> **THE EXERCISE**: In the following material, identify every line holding the string "tomu" and return it.

> **GIVEN ENTRIES**:
——————————

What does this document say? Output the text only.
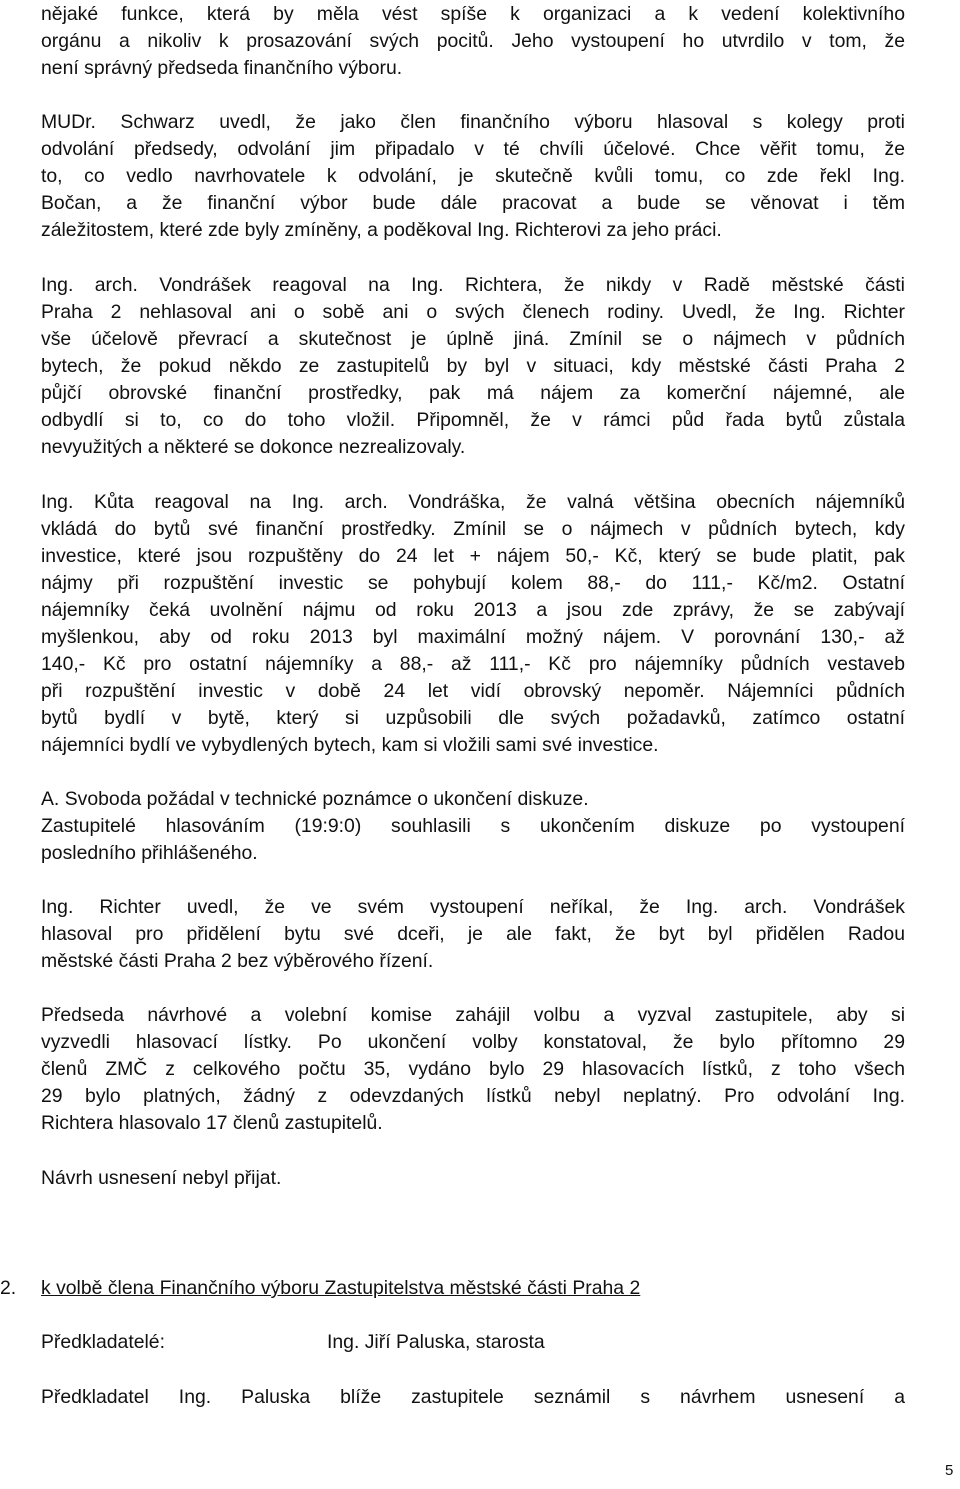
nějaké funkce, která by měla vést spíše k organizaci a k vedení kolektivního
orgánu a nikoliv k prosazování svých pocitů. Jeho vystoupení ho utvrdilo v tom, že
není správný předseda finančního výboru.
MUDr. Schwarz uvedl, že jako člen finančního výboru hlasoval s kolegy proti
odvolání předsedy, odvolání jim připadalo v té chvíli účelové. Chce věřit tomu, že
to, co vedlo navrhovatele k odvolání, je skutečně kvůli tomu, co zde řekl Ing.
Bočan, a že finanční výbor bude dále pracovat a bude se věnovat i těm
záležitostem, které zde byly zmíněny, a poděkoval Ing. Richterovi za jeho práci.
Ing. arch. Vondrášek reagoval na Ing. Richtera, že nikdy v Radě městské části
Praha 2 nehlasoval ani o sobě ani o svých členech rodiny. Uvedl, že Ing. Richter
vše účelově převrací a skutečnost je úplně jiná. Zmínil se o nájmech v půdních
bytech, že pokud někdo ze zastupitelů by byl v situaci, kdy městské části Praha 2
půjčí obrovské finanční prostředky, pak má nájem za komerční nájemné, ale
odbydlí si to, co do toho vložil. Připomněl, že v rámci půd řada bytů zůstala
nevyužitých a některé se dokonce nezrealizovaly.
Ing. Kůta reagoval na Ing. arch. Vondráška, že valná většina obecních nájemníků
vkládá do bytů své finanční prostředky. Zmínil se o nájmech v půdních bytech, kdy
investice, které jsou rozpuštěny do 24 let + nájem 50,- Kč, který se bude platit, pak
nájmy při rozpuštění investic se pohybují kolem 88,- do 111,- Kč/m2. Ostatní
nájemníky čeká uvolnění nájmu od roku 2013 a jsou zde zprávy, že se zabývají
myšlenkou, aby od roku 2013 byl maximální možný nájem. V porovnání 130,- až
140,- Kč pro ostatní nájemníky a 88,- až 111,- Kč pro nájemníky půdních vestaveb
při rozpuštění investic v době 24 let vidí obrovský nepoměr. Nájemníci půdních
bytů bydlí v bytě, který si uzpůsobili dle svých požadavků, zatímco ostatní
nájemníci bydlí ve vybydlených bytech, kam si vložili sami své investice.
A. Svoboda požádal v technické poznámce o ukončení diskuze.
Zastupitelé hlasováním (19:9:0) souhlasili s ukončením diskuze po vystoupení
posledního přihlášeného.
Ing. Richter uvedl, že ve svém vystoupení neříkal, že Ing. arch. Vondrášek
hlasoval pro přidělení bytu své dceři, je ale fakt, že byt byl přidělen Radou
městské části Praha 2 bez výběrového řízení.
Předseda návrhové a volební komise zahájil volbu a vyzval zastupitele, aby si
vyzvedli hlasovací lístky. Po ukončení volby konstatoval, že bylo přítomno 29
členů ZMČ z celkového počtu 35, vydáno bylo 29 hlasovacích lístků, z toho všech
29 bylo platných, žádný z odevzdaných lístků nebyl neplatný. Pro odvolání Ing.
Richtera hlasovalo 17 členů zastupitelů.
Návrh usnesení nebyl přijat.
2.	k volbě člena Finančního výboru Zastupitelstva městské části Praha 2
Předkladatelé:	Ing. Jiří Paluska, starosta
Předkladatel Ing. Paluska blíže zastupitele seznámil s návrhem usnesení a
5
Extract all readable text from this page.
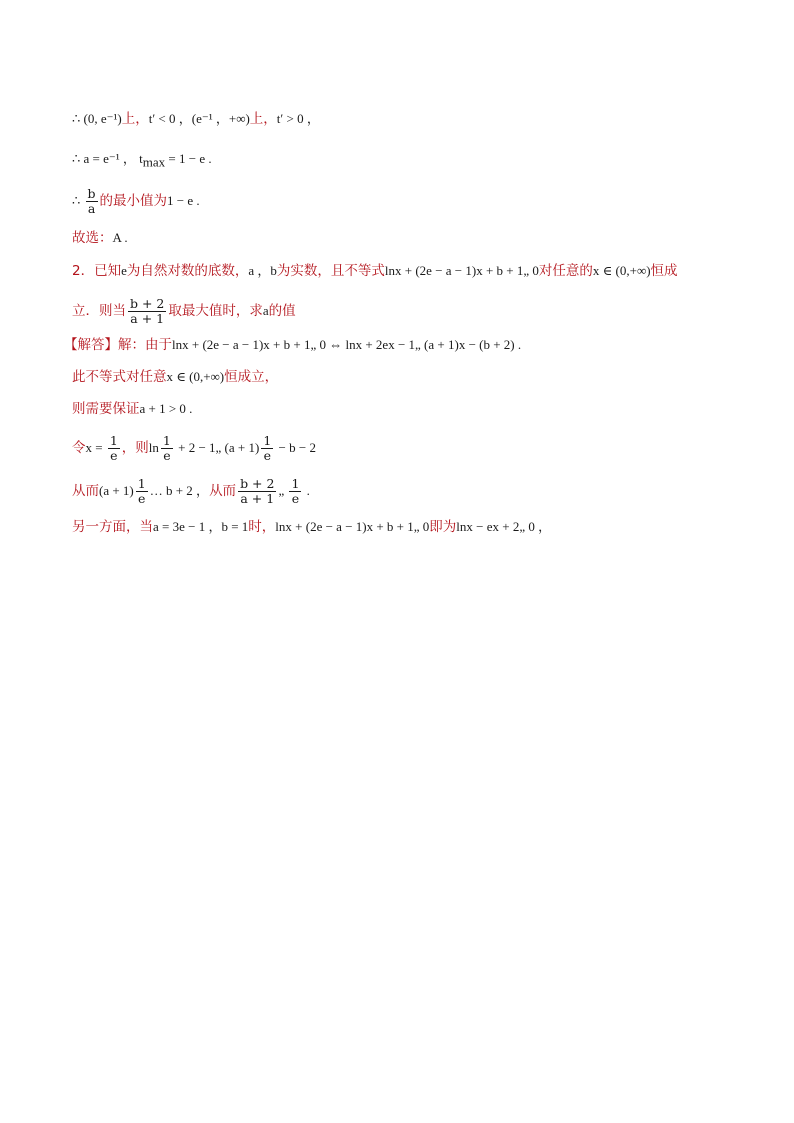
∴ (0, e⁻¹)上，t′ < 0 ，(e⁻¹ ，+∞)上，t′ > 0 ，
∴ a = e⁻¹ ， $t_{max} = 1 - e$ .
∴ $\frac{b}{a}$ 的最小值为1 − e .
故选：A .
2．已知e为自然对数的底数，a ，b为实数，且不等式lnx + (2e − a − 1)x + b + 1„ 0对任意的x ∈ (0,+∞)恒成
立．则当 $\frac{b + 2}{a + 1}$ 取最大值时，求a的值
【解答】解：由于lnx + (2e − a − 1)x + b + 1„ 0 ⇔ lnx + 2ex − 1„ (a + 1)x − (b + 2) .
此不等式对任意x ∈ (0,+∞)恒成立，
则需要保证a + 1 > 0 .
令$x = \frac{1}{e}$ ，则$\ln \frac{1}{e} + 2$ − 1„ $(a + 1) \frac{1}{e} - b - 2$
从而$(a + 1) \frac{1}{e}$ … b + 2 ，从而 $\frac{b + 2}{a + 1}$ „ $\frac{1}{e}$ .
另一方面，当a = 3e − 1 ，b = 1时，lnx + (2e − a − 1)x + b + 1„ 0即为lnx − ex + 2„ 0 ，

——————————

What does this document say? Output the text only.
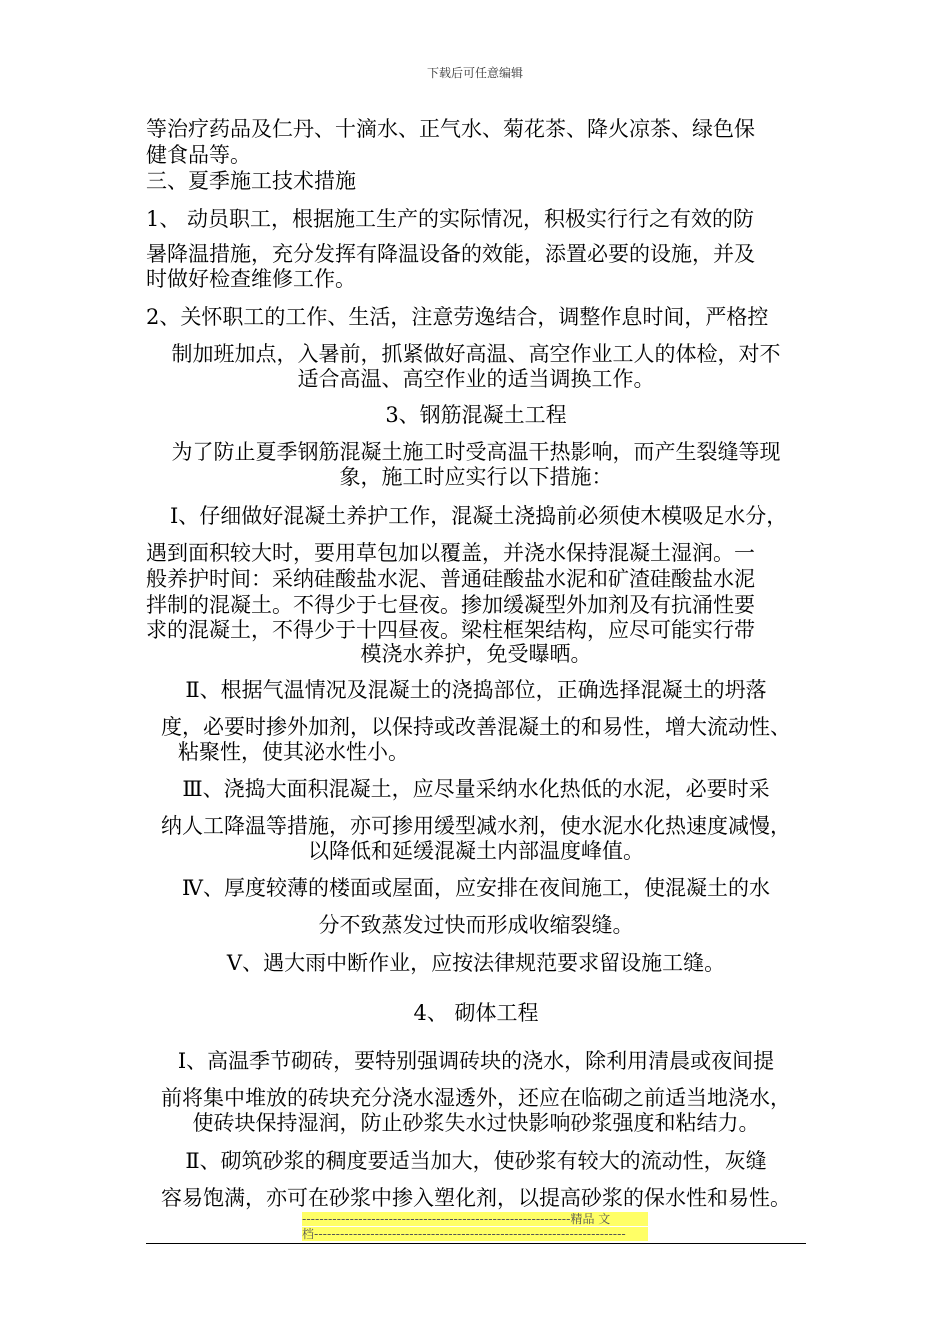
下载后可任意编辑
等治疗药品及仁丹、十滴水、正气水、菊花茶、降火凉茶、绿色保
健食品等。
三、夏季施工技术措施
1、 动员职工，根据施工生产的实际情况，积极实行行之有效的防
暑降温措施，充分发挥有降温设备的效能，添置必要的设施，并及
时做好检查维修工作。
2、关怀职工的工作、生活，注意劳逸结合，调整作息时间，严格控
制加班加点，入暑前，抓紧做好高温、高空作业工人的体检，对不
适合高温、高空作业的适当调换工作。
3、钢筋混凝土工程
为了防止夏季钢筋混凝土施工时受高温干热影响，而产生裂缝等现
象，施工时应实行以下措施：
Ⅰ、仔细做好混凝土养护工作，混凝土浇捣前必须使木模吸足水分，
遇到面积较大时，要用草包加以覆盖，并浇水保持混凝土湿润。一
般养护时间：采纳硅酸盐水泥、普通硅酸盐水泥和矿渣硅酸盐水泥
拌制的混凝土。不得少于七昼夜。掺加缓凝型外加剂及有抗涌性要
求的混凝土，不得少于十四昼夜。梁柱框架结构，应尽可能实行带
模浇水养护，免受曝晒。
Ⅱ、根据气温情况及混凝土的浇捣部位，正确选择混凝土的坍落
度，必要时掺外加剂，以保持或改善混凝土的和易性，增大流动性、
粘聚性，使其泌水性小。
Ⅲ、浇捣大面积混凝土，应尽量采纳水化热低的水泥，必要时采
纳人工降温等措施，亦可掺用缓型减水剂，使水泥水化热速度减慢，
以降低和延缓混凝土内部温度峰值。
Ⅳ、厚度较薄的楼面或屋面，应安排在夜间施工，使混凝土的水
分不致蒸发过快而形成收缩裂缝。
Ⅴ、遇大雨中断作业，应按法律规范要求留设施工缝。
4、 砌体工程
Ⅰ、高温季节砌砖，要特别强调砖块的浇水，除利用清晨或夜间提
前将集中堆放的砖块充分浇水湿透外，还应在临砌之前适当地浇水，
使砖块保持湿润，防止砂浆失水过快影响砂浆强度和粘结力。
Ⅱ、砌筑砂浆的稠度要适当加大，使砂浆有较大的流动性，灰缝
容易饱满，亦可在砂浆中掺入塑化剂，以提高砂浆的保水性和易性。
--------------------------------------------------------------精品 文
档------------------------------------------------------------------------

——————————

> **SOLUTION TO THE EXERCISE**:
odvolání předsedy, odvolání jim připadalo v té chvíli účelové. Chce věřit tomu, že
to, co vedlo navrhovatele k odvolání, je skutečně kvůli tomu, co zde řekl Ing.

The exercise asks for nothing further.